**TASK PROMPT**
Give all of the lines again exactly as they read.

**SUPPLIED MATERIAL**
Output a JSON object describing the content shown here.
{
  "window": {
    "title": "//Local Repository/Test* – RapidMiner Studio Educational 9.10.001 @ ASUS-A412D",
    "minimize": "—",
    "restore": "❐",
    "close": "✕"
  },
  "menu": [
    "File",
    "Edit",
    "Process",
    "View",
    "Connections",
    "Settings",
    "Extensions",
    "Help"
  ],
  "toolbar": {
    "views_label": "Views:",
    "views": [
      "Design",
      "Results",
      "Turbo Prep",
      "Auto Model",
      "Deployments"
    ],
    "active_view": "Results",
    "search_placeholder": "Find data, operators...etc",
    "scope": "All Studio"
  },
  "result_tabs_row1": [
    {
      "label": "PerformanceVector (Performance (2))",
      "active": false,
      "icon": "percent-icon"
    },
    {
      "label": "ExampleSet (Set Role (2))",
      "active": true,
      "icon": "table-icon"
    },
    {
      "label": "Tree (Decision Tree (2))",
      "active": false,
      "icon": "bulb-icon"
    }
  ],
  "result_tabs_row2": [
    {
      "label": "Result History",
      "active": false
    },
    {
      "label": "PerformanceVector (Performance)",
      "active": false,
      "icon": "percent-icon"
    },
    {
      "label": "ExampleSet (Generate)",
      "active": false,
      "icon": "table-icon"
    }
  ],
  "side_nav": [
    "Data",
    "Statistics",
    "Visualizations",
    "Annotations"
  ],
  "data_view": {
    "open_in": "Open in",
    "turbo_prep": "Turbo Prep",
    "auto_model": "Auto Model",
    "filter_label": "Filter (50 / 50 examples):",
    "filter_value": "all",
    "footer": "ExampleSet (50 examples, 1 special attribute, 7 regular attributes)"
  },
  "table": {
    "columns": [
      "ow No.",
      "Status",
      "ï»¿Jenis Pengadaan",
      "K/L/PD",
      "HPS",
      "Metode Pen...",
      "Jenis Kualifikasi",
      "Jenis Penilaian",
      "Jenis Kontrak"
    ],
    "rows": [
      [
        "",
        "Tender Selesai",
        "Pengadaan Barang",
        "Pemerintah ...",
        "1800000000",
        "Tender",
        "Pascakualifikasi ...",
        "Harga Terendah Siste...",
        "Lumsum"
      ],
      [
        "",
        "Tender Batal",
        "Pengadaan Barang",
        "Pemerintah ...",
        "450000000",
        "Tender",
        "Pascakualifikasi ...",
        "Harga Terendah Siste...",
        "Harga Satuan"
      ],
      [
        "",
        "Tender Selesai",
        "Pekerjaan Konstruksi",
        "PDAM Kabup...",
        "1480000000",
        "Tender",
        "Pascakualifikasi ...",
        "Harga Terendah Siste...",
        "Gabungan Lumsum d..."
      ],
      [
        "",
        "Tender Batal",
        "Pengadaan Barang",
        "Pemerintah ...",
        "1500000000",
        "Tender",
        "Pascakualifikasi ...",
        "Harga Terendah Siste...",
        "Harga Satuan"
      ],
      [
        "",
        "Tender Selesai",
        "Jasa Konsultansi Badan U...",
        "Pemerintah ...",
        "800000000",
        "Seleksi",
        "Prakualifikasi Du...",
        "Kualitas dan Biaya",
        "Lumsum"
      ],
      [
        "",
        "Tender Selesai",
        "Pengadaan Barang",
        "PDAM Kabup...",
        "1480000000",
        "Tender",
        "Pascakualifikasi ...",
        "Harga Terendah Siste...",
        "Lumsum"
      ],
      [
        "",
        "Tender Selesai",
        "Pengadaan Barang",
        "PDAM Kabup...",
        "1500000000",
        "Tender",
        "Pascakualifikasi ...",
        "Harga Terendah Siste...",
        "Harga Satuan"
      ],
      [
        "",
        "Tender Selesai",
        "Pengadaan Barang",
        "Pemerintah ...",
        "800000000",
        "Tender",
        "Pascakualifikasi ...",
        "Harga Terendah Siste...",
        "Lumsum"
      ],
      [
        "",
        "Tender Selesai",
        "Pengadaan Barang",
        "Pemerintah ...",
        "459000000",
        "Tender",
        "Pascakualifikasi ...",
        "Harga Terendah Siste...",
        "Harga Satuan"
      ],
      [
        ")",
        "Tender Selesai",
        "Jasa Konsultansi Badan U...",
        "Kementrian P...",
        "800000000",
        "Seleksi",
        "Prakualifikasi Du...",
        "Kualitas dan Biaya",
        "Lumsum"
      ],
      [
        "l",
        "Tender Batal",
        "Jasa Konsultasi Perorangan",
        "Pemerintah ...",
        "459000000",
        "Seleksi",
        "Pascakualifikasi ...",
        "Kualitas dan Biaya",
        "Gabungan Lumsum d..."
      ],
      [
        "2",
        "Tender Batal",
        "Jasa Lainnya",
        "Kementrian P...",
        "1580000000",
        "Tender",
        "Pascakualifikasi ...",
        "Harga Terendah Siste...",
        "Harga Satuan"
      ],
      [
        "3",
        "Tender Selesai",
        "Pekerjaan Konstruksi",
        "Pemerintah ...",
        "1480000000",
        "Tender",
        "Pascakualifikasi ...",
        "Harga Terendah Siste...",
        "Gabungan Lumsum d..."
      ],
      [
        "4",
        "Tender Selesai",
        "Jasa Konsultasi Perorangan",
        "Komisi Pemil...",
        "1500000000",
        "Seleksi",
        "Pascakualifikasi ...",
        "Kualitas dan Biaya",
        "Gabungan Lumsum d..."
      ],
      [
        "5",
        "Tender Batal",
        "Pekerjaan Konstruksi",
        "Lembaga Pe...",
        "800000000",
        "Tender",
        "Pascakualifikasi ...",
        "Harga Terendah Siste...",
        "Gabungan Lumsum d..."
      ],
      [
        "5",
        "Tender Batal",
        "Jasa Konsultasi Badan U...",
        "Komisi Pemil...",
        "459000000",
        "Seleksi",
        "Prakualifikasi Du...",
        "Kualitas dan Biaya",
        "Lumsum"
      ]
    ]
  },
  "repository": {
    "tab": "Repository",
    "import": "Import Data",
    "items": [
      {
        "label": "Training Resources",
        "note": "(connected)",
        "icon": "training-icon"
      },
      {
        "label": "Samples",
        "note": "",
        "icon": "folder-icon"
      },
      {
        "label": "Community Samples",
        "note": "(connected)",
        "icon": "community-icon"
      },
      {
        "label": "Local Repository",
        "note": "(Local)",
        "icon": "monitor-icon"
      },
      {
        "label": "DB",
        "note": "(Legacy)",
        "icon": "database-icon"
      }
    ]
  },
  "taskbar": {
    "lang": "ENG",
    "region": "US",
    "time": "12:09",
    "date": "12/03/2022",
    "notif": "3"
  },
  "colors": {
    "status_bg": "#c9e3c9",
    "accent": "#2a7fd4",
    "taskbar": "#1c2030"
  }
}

**FULL SOLUTION**
Output a JSON object describing the content shown here.
{
  "window": {
    "title": "//Local Repository/Test* – RapidMiner Studio Educational 9.10.001 @ ASUS-A412D",
    "minimize": "—",
    "restore": "❐",
    "close": "✕"
  },
  "menu": [
    "File",
    "Edit",
    "Process",
    "View",
    "Connections",
    "Settings",
    "Extensions",
    "Help"
  ],
  "toolbar": {
    "views_label": "Views:",
    "views": [
      "Design",
      "Results",
      "Turbo Prep",
      "Auto Model",
      "Deployments"
    ],
    "active_view": "Results",
    "search_placeholder": "Find data, operators...etc",
    "scope": "All Studio"
  },
  "result_tabs_row1": [
    {
      "label": "PerformanceVector (Performance (2))",
      "active": false,
      "icon": "percent-icon"
    },
    {
      "label": "ExampleSet (Set Role (2))",
      "active": true,
      "icon": "table-icon"
    },
    {
      "label": "Tree (Decision Tree (2))",
      "active": false,
      "icon": "bulb-icon"
    }
  ],
  "result_tabs_row2": [
    {
      "label": "Result History",
      "active": false
    },
    {
      "label": "PerformanceVector (Performance)",
      "active": false,
      "icon": "percent-icon"
    },
    {
      "label": "ExampleSet (Generate)",
      "active": false,
      "icon": "table-icon"
    }
  ],
  "side_nav": [
    "Data",
    "Statistics",
    "Visualizations",
    "Annotations"
  ],
  "data_view": {
    "open_in": "Open in",
    "turbo_prep": "Turbo Prep",
    "auto_model": "Auto Model",
    "filter_label": "Filter (50 / 50 examples):",
    "filter_value": "all",
    "footer": "ExampleSet (50 examples, 1 special attribute, 7 regular attributes)"
  },
  "table": {
    "columns": [
      "ow No.",
      "Status",
      "ï»¿Jenis Pengadaan",
      "K/L/PD",
      "HPS",
      "Metode Pen...",
      "Jenis Kualifikasi",
      "Jenis Penilaian",
      "Jenis Kontrak"
    ],
    "rows": [
      [
        "",
        "Tender Selesai",
        "Pengadaan Barang",
        "Pemerintah ...",
        "1800000000",
        "Tender",
        "Pascakualifikasi ...",
        "Harga Terendah Siste...",
        "Lumsum"
      ],
      [
        "",
        "Tender Batal",
        "Pengadaan Barang",
        "Pemerintah ...",
        "450000000",
        "Tender",
        "Pascakualifikasi ...",
        "Harga Terendah Siste...",
        "Harga Satuan"
      ],
      [
        "",
        "Tender Selesai",
        "Pekerjaan Konstruksi",
        "PDAM Kabup...",
        "1480000000",
        "Tender",
        "Pascakualifikasi ...",
        "Harga Terendah Siste...",
        "Gabungan Lumsum d..."
      ],
      [
        "",
        "Tender Batal",
        "Pengadaan Barang",
        "Pemerintah ...",
        "1500000000",
        "Tender",
        "Pascakualifikasi ...",
        "Harga Terendah Siste...",
        "Harga Satuan"
      ],
      [
        "",
        "Tender Selesai",
        "Jasa Konsultansi Badan U...",
        "Pemerintah ...",
        "800000000",
        "Seleksi",
        "Prakualifikasi Du...",
        "Kualitas dan Biaya",
        "Lumsum"
      ],
      [
        "",
        "Tender Selesai",
        "Pengadaan Barang",
        "PDAM Kabup...",
        "1480000000",
        "Tender",
        "Pascakualifikasi ...",
        "Harga Terendah Siste...",
        "Lumsum"
      ],
      [
        "",
        "Tender Selesai",
        "Pengadaan Barang",
        "PDAM Kabup...",
        "1500000000",
        "Tender",
        "Pascakualifikasi ...",
        "Harga Terendah Siste...",
        "Harga Satuan"
      ],
      [
        "",
        "Tender Selesai",
        "Pengadaan Barang",
        "Pemerintah ...",
        "800000000",
        "Tender",
        "Pascakualifikasi ...",
        "Harga Terendah Siste...",
        "Lumsum"
      ],
      [
        "",
        "Tender Selesai",
        "Pengadaan Barang",
        "Pemerintah ...",
        "459000000",
        "Tender",
        "Pascakualifikasi ...",
        "Harga Terendah Siste...",
        "Harga Satuan"
      ],
      [
        ")",
        "Tender Selesai",
        "Jasa Konsultansi Badan U...",
        "Kementrian P...",
        "800000000",
        "Seleksi",
        "Prakualifikasi Du...",
        "Kualitas dan Biaya",
        "Lumsum"
      ],
      [
        "l",
        "Tender Batal",
        "Jasa Konsultasi Perorangan",
        "Pemerintah ...",
        "459000000",
        "Seleksi",
        "Pascakualifikasi ...",
        "Kualitas dan Biaya",
        "Gabungan Lumsum d..."
      ],
      [
        "2",
        "Tender Batal",
        "Jasa Lainnya",
        "Kementrian P...",
        "1580000000",
        "Tender",
        "Pascakualifikasi ...",
        "Harga Terendah Siste...",
        "Harga Satuan"
      ],
      [
        "3",
        "Tender Selesai",
        "Pekerjaan Konstruksi",
        "Pemerintah ...",
        "1480000000",
        "Tender",
        "Pascakualifikasi ...",
        "Harga Terendah Siste...",
        "Gabungan Lumsum d..."
      ],
      [
        "4",
        "Tender Selesai",
        "Jasa Konsultasi Perorangan",
        "Komisi Pemil...",
        "1500000000",
        "Seleksi",
        "Pascakualifikasi ...",
        "Kualitas dan Biaya",
        "Gabungan Lumsum d..."
      ],
      [
        "5",
        "Tender Batal",
        "Pekerjaan Konstruksi",
        "Lembaga Pe...",
        "800000000",
        "Tender",
        "Pascakualifikasi ...",
        "Harga Terendah Siste...",
        "Gabungan Lumsum d..."
      ],
      [
        "5",
        "Tender Batal",
        "Jasa Konsultasi Badan U...",
        "Komisi Pemil...",
        "459000000",
        "Seleksi",
        "Prakualifikasi Du...",
        "Kualitas dan Biaya",
        "Lumsum"
      ]
    ]
  },
  "repository": {
    "tab": "Repository",
    "import": "Import Data",
    "items": [
      {
        "label": "Training Resources",
        "note": "(connected)",
        "icon": "training-icon"
      },
      {
        "label": "Samples",
        "note": "",
        "icon": "folder-icon"
      },
      {
        "label": "Community Samples",
        "note": "(connected)",
        "icon": "community-icon"
      },
      {
        "label": "Local Repository",
        "note": "(Local)",
        "icon": "monitor-icon"
      },
      {
        "label": "DB",
        "note": "(Legacy)",
        "icon": "database-icon"
      }
    ]
  },
  "taskbar": {
    "lang": "ENG",
    "region": "US",
    "time": "12:09",
    "date": "12/03/2022",
    "notif": "3"
  },
  "colors": {
    "status_bg": "#c9e3c9",
    "accent": "#2a7fd4",
    "taskbar": "#1c2030"
  }
}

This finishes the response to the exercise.